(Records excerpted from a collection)
---
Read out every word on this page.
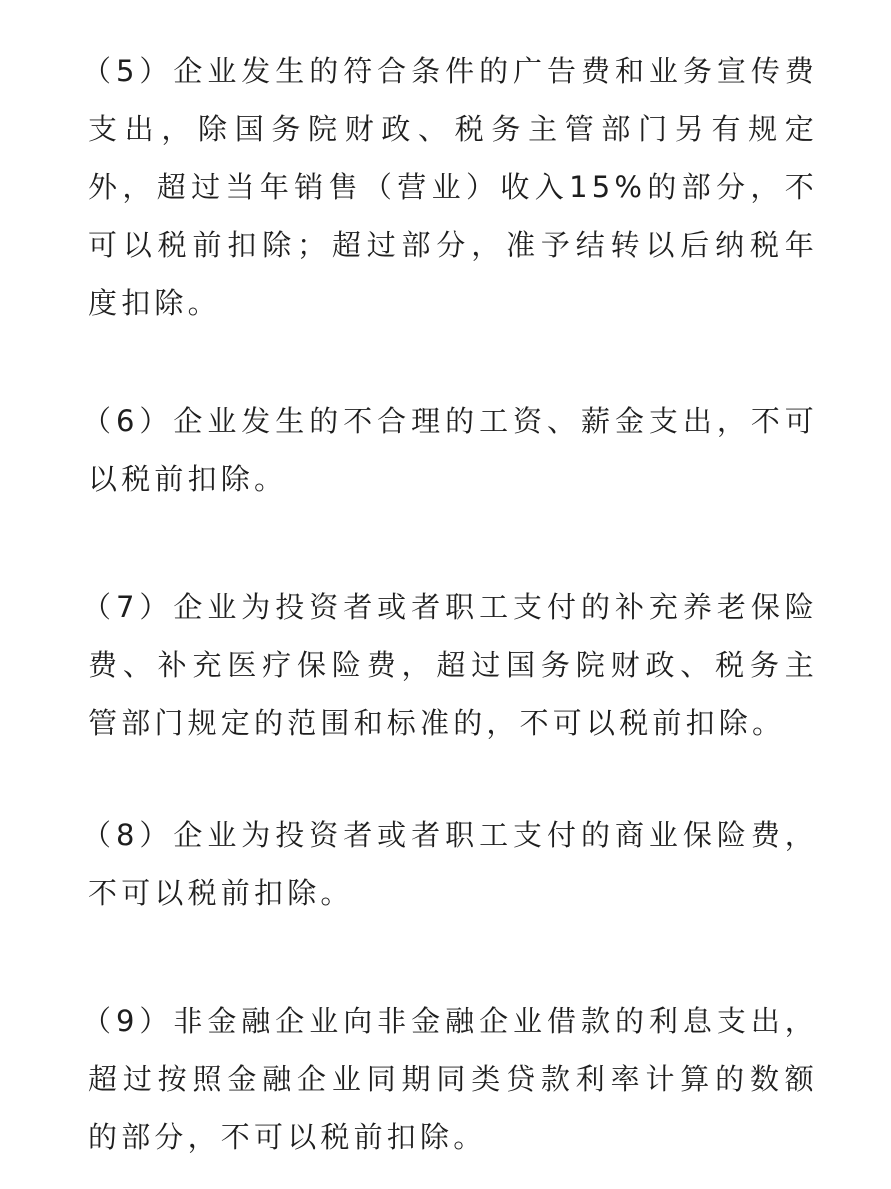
（5）企业发生的符合条件的广告费和业务宣传费支出，除国务院财政、税务主管部门另有规定外，超过当年销售（营业）收入15%的部分，不可以税前扣除；超过部分，准予结转以后纳税年度扣除。

（6）企业发生的不合理的工资、薪金支出，不可以税前扣除。

（7）企业为投资者或者职工支付的补充养老保险费、补充医疗保险费，超过国务院财政、税务主管部门规定的范围和标准的，不可以税前扣除。

（8）企业为投资者或者职工支付的商业保险费，不可以税前扣除。

（9）非金融企业向非金融企业借款的利息支出，超过按照金融企业同期同类贷款利率计算的数额的部分，不可以税前扣除。
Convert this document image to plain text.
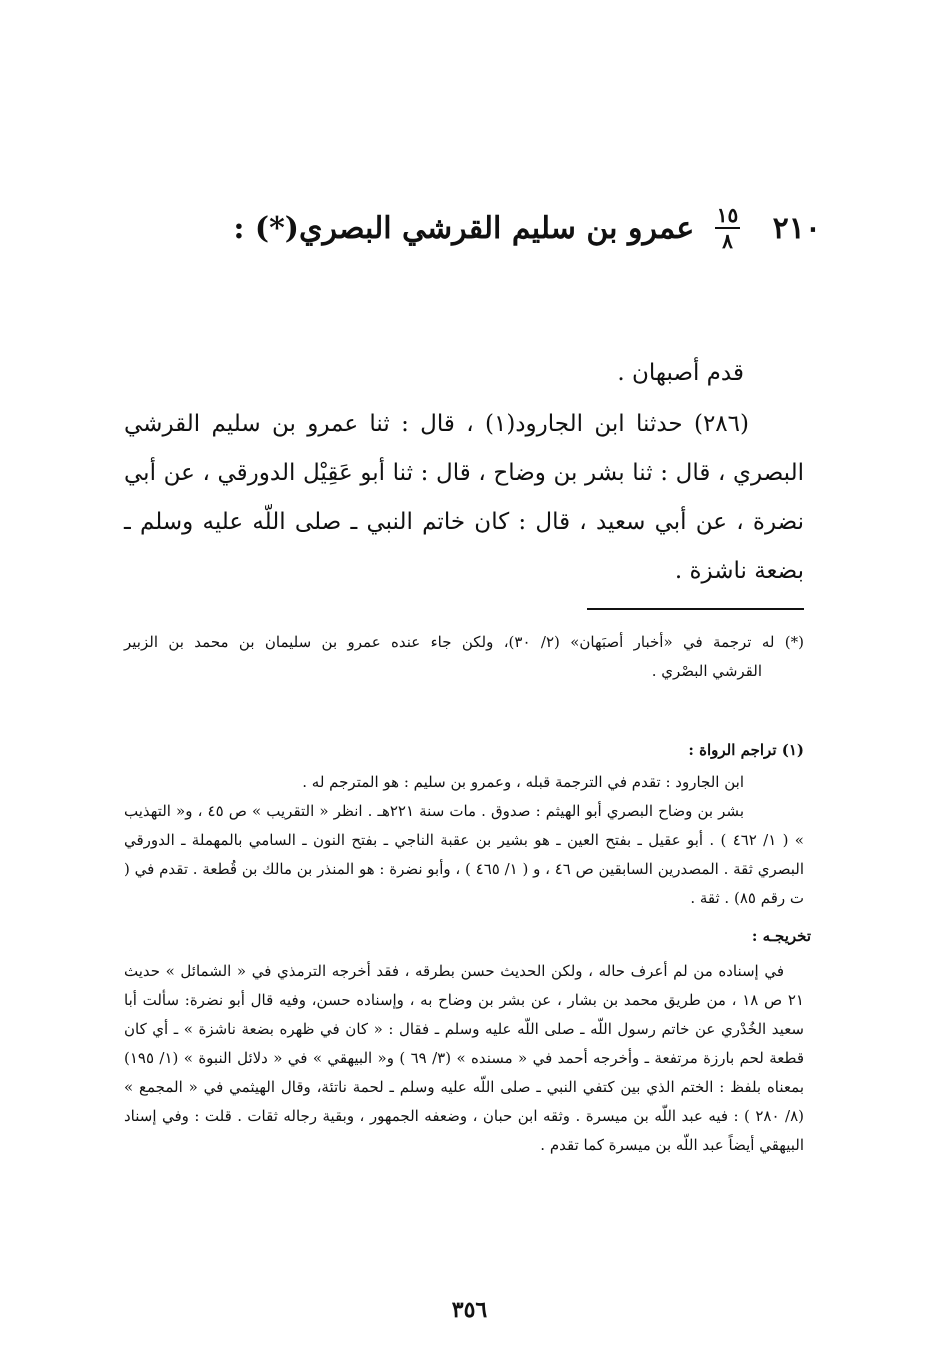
٢١٠
$\frac{١٥}{٨}$
عمرو بن سليم القرشي البصري(*) :
قدم أصبهان .
(٢٨٦) حدثنا ابن الجارود(١) ، قال : ثنا عمرو بن سليم القرشي البصري ، قال : ثنا بشر بن وضاح ، قال : ثنا أبو عَقِيْل الدورقي ، عن أبي نضرة ، عن أبي سعيد ، قال : كان خاتم النبي ـ صلى اللّه عليه وسلم ـ بضعة ناشزة .
(*) له ترجمة في «أخبار أصبَهان» (٢/ ٣٠)، ولكن جاء عنده عمرو بن سليمان بن محمد بن الزبير القرشي البصْري .
(١) تراجم الرواة :
ابن الجارود : تقدم في الترجمة قبله ، وعمرو بن سليم : هو المترجم له .
بشر بن وضاح البصري أبو الهيثم : صدوق . مات سنة ٢٢١هـ . انظر « التقريب » ص ٤٥ ، و« التهذيب » ( ١/ ٤٦٢ ) . أبو عقيل ـ بفتح العين ـ هو بشير بن عقبة الناجي ـ بفتح النون ـ السامي بالمهملة ـ الدورقي البصري ثقة . المصدرين السابقين ص ٤٦ ، و ( ١/ ٤٦٥ ) ، وأبو نضرة : هو المنذر بن مالك بن قُطعة . تقدم في ( ت رقم ٨٥) . ثقة .
تخريجـه :
في إسناده من لم أعرف حاله ، ولكن الحديث حسن بطرقه ، فقد أخرجه الترمذي في « الشمائل » حديث ٢١ ص ١٨ ، من طريق محمد بن بشار ، عن بشر بن وضاح به ، وإسناده حسن، وفيه قال أبو نضرة: سألت أبا سعيد الخُدْري عن خاتم رسول اللّه ـ صلى اللّه عليه وسلم ـ فقال : « كان في ظهره بضعة ناشزة » ـ أي كان قطعة لحم بارزة مرتفعة ـ وأخرجه أحمد في « مسنده » (٣/ ٦٩ ) و« البيهقي » في « دلائل النبوة » (١/ ١٩٥) بمعناه بلفظ : الختم الذي بين كتفي النبي ـ صلى اللّه عليه وسلم ـ لحمة ناتئة، وقال الهيثمي في « المجمع » (٨/ ٢٨٠ ) : فيه عبد اللّه بن ميسرة . وثقه ابن حبان ، وضعفه الجمهور ، وبقية رجاله ثقات . قلت : وفي إسناد البيهقي أيضاً عبد اللّه بن ميسرة كما تقدم .
٣٥٦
---
● Task to complete: Read the data above and count the lines that include "القرشي". Answer only with the count.

● Finished task: 3